Challenge -
Please convert the material into a numbered list, starting at its first line and ending at the line that contains "number-keycap: 1: [79, 93, 94, 108]", with both of those lines included. Leave out any blank lines.

Annotated element listings
○ ○ ○ ○ ○ ○ ○

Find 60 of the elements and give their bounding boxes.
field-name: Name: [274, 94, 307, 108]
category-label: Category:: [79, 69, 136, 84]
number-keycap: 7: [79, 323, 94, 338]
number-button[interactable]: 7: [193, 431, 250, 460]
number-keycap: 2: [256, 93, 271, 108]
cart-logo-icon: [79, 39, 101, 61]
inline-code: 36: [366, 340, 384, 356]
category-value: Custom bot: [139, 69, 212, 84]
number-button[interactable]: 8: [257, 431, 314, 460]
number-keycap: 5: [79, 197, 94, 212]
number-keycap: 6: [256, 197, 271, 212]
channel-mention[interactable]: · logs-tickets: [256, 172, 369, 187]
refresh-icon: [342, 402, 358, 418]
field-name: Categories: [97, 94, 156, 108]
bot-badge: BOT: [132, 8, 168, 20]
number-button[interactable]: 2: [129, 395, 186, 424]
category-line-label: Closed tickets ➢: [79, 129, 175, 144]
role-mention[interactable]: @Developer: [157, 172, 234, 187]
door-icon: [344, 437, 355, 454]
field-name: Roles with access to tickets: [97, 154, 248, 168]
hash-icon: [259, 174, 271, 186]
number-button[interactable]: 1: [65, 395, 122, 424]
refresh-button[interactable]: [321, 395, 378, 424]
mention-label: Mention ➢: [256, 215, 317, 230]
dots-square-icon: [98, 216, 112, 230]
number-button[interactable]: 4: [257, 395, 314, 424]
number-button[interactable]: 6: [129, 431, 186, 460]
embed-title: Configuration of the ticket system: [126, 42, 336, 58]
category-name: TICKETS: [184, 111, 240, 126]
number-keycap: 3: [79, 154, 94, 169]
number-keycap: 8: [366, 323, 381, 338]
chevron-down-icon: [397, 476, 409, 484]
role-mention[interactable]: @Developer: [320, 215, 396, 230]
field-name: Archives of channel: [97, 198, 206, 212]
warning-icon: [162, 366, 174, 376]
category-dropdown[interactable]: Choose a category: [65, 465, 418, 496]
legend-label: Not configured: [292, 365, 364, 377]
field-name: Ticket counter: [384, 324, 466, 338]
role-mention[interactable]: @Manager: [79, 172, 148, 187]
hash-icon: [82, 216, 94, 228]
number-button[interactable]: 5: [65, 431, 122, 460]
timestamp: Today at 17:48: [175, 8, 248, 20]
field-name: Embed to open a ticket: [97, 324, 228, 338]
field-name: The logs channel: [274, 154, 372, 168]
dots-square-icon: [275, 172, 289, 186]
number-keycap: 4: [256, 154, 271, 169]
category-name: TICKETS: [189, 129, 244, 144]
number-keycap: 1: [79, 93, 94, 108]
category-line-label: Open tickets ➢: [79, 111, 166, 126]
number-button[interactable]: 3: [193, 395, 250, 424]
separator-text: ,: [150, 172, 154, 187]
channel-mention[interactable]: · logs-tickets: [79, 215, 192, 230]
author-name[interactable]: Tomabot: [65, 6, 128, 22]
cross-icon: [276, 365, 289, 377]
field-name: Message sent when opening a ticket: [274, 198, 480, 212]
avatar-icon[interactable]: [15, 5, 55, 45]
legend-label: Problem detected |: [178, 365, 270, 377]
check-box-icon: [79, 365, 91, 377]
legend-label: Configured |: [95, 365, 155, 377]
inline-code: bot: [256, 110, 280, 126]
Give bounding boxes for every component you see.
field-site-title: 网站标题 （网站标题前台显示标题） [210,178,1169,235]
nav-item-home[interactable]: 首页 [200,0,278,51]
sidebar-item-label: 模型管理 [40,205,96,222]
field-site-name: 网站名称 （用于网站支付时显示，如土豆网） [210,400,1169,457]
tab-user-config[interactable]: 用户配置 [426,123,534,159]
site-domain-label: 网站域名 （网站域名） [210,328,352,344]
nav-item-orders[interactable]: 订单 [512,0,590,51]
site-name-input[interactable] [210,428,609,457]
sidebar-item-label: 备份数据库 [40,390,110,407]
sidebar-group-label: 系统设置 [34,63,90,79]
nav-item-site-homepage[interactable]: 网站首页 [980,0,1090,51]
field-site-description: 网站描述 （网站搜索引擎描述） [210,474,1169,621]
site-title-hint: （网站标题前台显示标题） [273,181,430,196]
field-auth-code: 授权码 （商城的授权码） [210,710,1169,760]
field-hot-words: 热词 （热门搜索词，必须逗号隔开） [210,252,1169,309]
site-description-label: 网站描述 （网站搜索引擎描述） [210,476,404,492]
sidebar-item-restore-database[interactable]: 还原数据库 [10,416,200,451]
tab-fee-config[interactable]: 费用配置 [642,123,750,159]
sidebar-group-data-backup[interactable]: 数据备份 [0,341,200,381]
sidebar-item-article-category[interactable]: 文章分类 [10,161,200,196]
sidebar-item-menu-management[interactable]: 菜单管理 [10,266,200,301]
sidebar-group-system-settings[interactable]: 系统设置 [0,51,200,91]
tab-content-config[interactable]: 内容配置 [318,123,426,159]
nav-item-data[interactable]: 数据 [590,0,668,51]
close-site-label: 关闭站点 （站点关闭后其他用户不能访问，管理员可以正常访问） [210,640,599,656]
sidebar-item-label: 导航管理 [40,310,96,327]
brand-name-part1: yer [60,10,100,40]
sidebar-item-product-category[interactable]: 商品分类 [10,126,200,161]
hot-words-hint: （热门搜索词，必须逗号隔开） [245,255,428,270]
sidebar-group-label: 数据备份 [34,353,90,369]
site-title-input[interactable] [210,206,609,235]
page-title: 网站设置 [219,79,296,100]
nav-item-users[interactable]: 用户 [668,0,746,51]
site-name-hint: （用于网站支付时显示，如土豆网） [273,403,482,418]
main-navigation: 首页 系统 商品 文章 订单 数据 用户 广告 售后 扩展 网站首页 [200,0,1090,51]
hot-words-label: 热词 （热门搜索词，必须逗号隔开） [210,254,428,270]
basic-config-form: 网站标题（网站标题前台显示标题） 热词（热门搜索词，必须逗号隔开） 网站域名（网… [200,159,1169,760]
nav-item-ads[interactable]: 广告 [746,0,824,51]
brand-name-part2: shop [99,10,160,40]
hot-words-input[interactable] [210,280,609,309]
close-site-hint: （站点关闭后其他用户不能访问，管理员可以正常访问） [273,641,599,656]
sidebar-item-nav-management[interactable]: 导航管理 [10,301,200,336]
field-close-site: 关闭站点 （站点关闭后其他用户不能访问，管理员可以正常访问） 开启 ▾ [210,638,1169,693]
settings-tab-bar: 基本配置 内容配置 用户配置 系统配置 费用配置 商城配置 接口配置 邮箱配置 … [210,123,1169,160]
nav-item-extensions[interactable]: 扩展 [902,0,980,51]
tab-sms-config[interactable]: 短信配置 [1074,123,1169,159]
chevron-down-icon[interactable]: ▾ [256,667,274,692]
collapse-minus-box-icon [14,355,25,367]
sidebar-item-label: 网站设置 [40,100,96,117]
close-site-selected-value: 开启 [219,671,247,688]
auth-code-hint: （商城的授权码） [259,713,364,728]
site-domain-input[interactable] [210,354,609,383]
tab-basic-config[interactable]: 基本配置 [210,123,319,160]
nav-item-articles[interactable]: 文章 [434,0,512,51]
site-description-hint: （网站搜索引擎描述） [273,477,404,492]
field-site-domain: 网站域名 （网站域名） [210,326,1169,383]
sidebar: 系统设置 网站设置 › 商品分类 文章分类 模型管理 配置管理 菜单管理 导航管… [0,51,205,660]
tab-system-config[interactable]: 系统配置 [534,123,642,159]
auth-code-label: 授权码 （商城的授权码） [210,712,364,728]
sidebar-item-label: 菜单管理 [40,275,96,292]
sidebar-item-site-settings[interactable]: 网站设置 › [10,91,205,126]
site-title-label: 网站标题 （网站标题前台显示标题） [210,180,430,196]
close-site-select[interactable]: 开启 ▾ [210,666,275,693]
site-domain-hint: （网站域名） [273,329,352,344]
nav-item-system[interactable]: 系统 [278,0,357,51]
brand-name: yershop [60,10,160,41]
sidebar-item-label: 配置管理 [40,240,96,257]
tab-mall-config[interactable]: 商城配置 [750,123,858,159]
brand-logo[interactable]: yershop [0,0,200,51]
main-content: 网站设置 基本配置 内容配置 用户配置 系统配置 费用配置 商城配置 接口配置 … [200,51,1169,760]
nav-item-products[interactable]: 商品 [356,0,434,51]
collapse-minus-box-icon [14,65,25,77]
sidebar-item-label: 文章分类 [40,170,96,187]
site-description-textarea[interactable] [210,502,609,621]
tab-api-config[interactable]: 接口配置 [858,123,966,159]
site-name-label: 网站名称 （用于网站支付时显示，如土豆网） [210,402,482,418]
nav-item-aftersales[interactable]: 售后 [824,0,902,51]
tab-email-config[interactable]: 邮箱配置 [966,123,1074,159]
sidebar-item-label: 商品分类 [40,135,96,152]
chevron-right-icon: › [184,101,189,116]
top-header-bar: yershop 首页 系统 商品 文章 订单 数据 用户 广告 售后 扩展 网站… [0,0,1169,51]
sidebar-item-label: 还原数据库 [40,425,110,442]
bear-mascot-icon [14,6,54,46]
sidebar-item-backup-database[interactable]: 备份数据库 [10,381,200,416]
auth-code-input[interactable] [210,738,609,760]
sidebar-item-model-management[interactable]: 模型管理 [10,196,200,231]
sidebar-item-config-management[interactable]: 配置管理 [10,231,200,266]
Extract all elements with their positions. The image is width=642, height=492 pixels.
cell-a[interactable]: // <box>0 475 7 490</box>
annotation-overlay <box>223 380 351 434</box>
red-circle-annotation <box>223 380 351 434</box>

○ ○ ○ ○ ○ ○ ○

Completed task -
1. Find 60 of the elements and give their bounding boxes.
2. field-name: Name: [274, 94, 307, 108]
3. category-label: Category:: [79, 69, 136, 84]
4. number-keycap: 7: [79, 323, 94, 338]
5. number-button[interactable]: 7: [193, 431, 250, 460]
6. number-keycap: 2: [256, 93, 271, 108]
7. cart-logo-icon: [79, 39, 101, 61]
8. inline-code: 36: [366, 340, 384, 356]
9. category-value: Custom bot: [139, 69, 212, 84]
10. number-button[interactable]: 8: [257, 431, 314, 460]
11. number-keycap: 5: [79, 197, 94, 212]
12. number-keycap: 6: [256, 197, 271, 212]
13. channel-mention[interactable]: · logs-tickets: [256, 172, 369, 187]
14. refresh-icon: [342, 402, 358, 418]
15. field-name: Categories: [97, 94, 156, 108]
16. bot-badge: BOT: [132, 8, 168, 20]
17. number-button[interactable]: 2: [129, 395, 186, 424]
18. category-line-label: Closed tickets ➢: [79, 129, 175, 144]
19. role-mention[interactable]: @Developer: [157, 172, 234, 187]
20. door-icon: [344, 437, 355, 454]
21. field-name: Roles with access to tickets: [97, 154, 248, 168]
22. hash-icon: [259, 174, 271, 186]
23. number-button[interactable]: 1: [65, 395, 122, 424]
24. refresh-button[interactable]: [321, 395, 378, 424]
25. mention-label: Mention ➢: [256, 215, 317, 230]
26. dots-square-icon: [98, 216, 112, 230]
27. number-button[interactable]: 4: [257, 395, 314, 424]
28. number-button[interactable]: 6: [129, 431, 186, 460]
29. embed-title: Configuration of the ticket system: [126, 42, 336, 58]
30. category-name: TICKETS: [184, 111, 240, 126]
31. number-keycap: 3: [79, 154, 94, 169]
32. number-keycap: 8: [366, 323, 381, 338]
33. chevron-down-icon: [397, 476, 409, 484]
34. role-mention[interactable]: @Developer: [320, 215, 396, 230]
35. field-name: Archives of channel: [97, 198, 206, 212]
36. warning-icon: [162, 366, 174, 376]
37. category-dropdown[interactable]: Choose a category: [65, 465, 418, 496]
38. legend-label: Not configured: [292, 365, 364, 377]
39. field-name: Ticket counter: [384, 324, 466, 338]
40. role-mention[interactable]: @Manager: [79, 172, 148, 187]
41. hash-icon: [82, 216, 94, 228]
42. number-button[interactable]: 5: [65, 431, 122, 460]
43. timestamp: Today at 17:48: [175, 8, 248, 20]
44. field-name: Embed to open a ticket: [97, 324, 228, 338]
45. field-name: The logs channel: [274, 154, 372, 168]
46. dots-square-icon: [275, 172, 289, 186]
47. number-keycap: 4: [256, 154, 271, 169]
48. category-name: TICKETS: [189, 129, 244, 144]
49. number-keycap: 1: [79, 93, 94, 108]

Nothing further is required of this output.